SHORT TASK: Copy the data exactly; pictures stay out of the copy.

AVAILABLE DATA:

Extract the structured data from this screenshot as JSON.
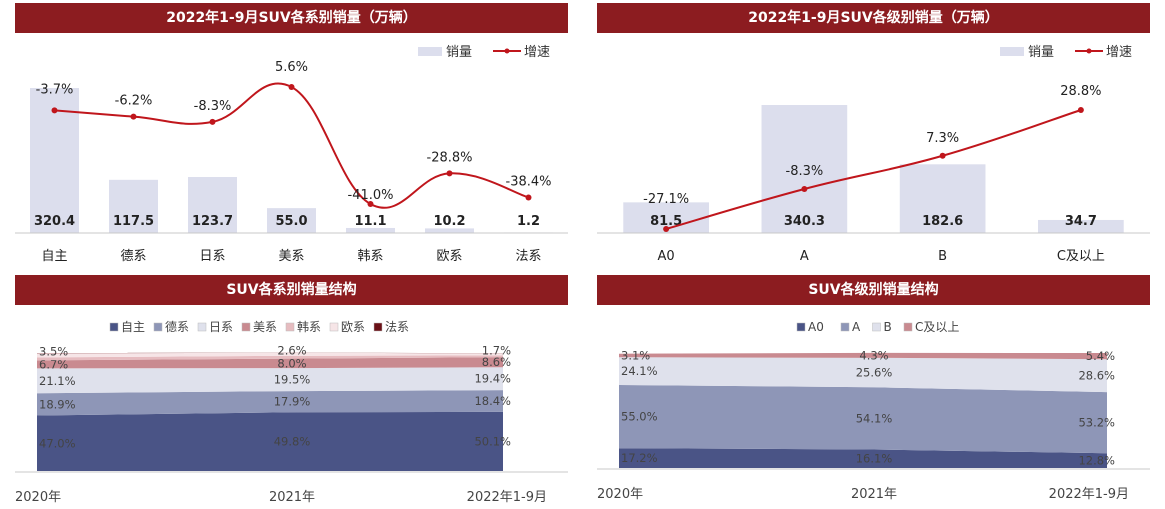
{
  "colors": {
    "header": "#8c1c20",
    "bar": "#dcdeed",
    "line": "#c0161c"
  },
  "legend_bar": "销量",
  "legend_line": "增速",
  "chart_data": [
    {
      "type": "bar",
      "title": "2022年1-9月SUV各系别销量（万辆）",
      "categories": [
        "自主",
        "德系",
        "日系",
        "美系",
        "韩系",
        "欧系",
        "法系"
      ],
      "series": [
        {
          "name": "销量",
          "values": [
            320.4,
            117.5,
            123.7,
            55.0,
            11.1,
            10.2,
            1.2
          ]
        },
        {
          "name": "增速",
          "type": "line",
          "values": [
            -3.7,
            -6.2,
            -8.3,
            5.6,
            -41.0,
            -28.8,
            -38.4
          ]
        }
      ],
      "value_labels": [
        "320.4",
        "117.5",
        "123.7",
        "55.0",
        "11.1",
        "10.2",
        "1.2"
      ],
      "growth_labels": [
        "-3.7%",
        "-6.2%",
        "-8.3%",
        "5.6%",
        "-41.0%",
        "-28.8%",
        "-38.4%"
      ],
      "legend": "top-right"
    },
    {
      "type": "bar",
      "title": "2022年1-9月SUV各级别销量（万辆）",
      "categories": [
        "A0",
        "A",
        "B",
        "C及以上"
      ],
      "series": [
        {
          "name": "销量",
          "values": [
            81.5,
            340.3,
            182.6,
            34.7
          ]
        },
        {
          "name": "增速",
          "type": "line",
          "values": [
            -27.1,
            -8.3,
            7.3,
            28.8
          ]
        }
      ],
      "value_labels": [
        "81.5",
        "340.3",
        "182.6",
        "34.7"
      ],
      "growth_labels": [
        "-27.1%",
        "-8.3%",
        "7.3%",
        "28.8%"
      ],
      "legend": "top-right"
    },
    {
      "type": "area",
      "title": "SUV各系别销量结构",
      "x": [
        "2020年",
        "2021年",
        "2022年1-9月"
      ],
      "series": [
        {
          "name": "自主",
          "color": "#4a5486",
          "values": [
            47.0,
            49.8,
            50.1
          ],
          "labels": [
            "47.0%",
            "49.8%",
            "50.1%"
          ]
        },
        {
          "name": "德系",
          "color": "#8e96b7",
          "values": [
            18.9,
            17.9,
            18.4
          ],
          "labels": [
            "18.9%",
            "17.9%",
            "18.4%"
          ]
        },
        {
          "name": "日系",
          "color": "#dfe1ec",
          "values": [
            21.1,
            19.5,
            19.4
          ],
          "labels": [
            "21.1%",
            "19.5%",
            "19.4%"
          ]
        },
        {
          "name": "美系",
          "color": "#c98a90",
          "values": [
            6.7,
            8.0,
            8.6
          ],
          "labels": [
            "6.7%",
            "8.0%",
            "8.6%"
          ]
        },
        {
          "name": "韩系",
          "color": "#e6bcc0",
          "values": [
            2.6,
            2.4,
            1.5
          ],
          "labels": []
        },
        {
          "name": "欧系",
          "color": "#f6e5e7",
          "values": [
            3.5,
            2.6,
            1.7
          ],
          "labels": [
            "3.5%",
            "2.6%",
            "1.7%"
          ]
        },
        {
          "name": "法系",
          "color": "#6a1016",
          "values": [
            0.2,
            0.1,
            0.1
          ],
          "labels": []
        }
      ],
      "legend": "top"
    },
    {
      "type": "area",
      "title": "SUV各级别销量结构",
      "x": [
        "2020年",
        "2021年",
        "2022年1-9月"
      ],
      "series": [
        {
          "name": "A0",
          "color": "#4a5486",
          "values": [
            17.2,
            16.1,
            12.8
          ],
          "labels": [
            "17.2%",
            "16.1%",
            "12.8%"
          ]
        },
        {
          "name": "A",
          "color": "#8e96b7",
          "values": [
            55.0,
            54.1,
            53.2
          ],
          "labels": [
            "55.0%",
            "54.1%",
            "53.2%"
          ]
        },
        {
          "name": "B",
          "color": "#dfe1ec",
          "values": [
            24.1,
            25.6,
            28.6
          ],
          "labels": [
            "24.1%",
            "25.6%",
            "28.6%"
          ]
        },
        {
          "name": "C及以上",
          "color": "#c98a90",
          "values": [
            3.1,
            4.3,
            5.4
          ],
          "labels": [
            "3.1%",
            "4.3%",
            "5.4%"
          ]
        }
      ],
      "legend": "top"
    }
  ]
}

OUTPUT FOR THIS TASK:
Extract the structured data from this screenshot as JSON.
{
  "colors": {
    "header": "#8c1c20",
    "bar": "#dcdeed",
    "line": "#c0161c"
  },
  "legend_bar": "销量",
  "legend_line": "增速",
  "chart_data": [
    {
      "type": "bar",
      "title": "2022年1-9月SUV各系别销量（万辆）",
      "categories": [
        "自主",
        "德系",
        "日系",
        "美系",
        "韩系",
        "欧系",
        "法系"
      ],
      "series": [
        {
          "name": "销量",
          "values": [
            320.4,
            117.5,
            123.7,
            55.0,
            11.1,
            10.2,
            1.2
          ]
        },
        {
          "name": "增速",
          "type": "line",
          "values": [
            -3.7,
            -6.2,
            -8.3,
            5.6,
            -41.0,
            -28.8,
            -38.4
          ]
        }
      ],
      "value_labels": [
        "320.4",
        "117.5",
        "123.7",
        "55.0",
        "11.1",
        "10.2",
        "1.2"
      ],
      "growth_labels": [
        "-3.7%",
        "-6.2%",
        "-8.3%",
        "5.6%",
        "-41.0%",
        "-28.8%",
        "-38.4%"
      ],
      "legend": "top-right"
    },
    {
      "type": "bar",
      "title": "2022年1-9月SUV各级别销量（万辆）",
      "categories": [
        "A0",
        "A",
        "B",
        "C及以上"
      ],
      "series": [
        {
          "name": "销量",
          "values": [
            81.5,
            340.3,
            182.6,
            34.7
          ]
        },
        {
          "name": "增速",
          "type": "line",
          "values": [
            -27.1,
            -8.3,
            7.3,
            28.8
          ]
        }
      ],
      "value_labels": [
        "81.5",
        "340.3",
        "182.6",
        "34.7"
      ],
      "growth_labels": [
        "-27.1%",
        "-8.3%",
        "7.3%",
        "28.8%"
      ],
      "legend": "top-right"
    },
    {
      "type": "area",
      "title": "SUV各系别销量结构",
      "x": [
        "2020年",
        "2021年",
        "2022年1-9月"
      ],
      "series": [
        {
          "name": "自主",
          "color": "#4a5486",
          "values": [
            47.0,
            49.8,
            50.1
          ],
          "labels": [
            "47.0%",
            "49.8%",
            "50.1%"
          ]
        },
        {
          "name": "德系",
          "color": "#8e96b7",
          "values": [
            18.9,
            17.9,
            18.4
          ],
          "labels": [
            "18.9%",
            "17.9%",
            "18.4%"
          ]
        },
        {
          "name": "日系",
          "color": "#dfe1ec",
          "values": [
            21.1,
            19.5,
            19.4
          ],
          "labels": [
            "21.1%",
            "19.5%",
            "19.4%"
          ]
        },
        {
          "name": "美系",
          "color": "#c98a90",
          "values": [
            6.7,
            8.0,
            8.6
          ],
          "labels": [
            "6.7%",
            "8.0%",
            "8.6%"
          ]
        },
        {
          "name": "韩系",
          "color": "#e6bcc0",
          "values": [
            2.6,
            2.4,
            1.5
          ],
          "labels": []
        },
        {
          "name": "欧系",
          "color": "#f6e5e7",
          "values": [
            3.5,
            2.6,
            1.7
          ],
          "labels": [
            "3.5%",
            "2.6%",
            "1.7%"
          ]
        },
        {
          "name": "法系",
          "color": "#6a1016",
          "values": [
            0.2,
            0.1,
            0.1
          ],
          "labels": []
        }
      ],
      "legend": "top"
    },
    {
      "type": "area",
      "title": "SUV各级别销量结构",
      "x": [
        "2020年",
        "2021年",
        "2022年1-9月"
      ],
      "series": [
        {
          "name": "A0",
          "color": "#4a5486",
          "values": [
            17.2,
            16.1,
            12.8
          ],
          "labels": [
            "17.2%",
            "16.1%",
            "12.8%"
          ]
        },
        {
          "name": "A",
          "color": "#8e96b7",
          "values": [
            55.0,
            54.1,
            53.2
          ],
          "labels": [
            "55.0%",
            "54.1%",
            "53.2%"
          ]
        },
        {
          "name": "B",
          "color": "#dfe1ec",
          "values": [
            24.1,
            25.6,
            28.6
          ],
          "labels": [
            "24.1%",
            "25.6%",
            "28.6%"
          ]
        },
        {
          "name": "C及以上",
          "color": "#c98a90",
          "values": [
            3.1,
            4.3,
            5.4
          ],
          "labels": [
            "3.1%",
            "4.3%",
            "5.4%"
          ]
        }
      ],
      "legend": "top"
    }
  ]
}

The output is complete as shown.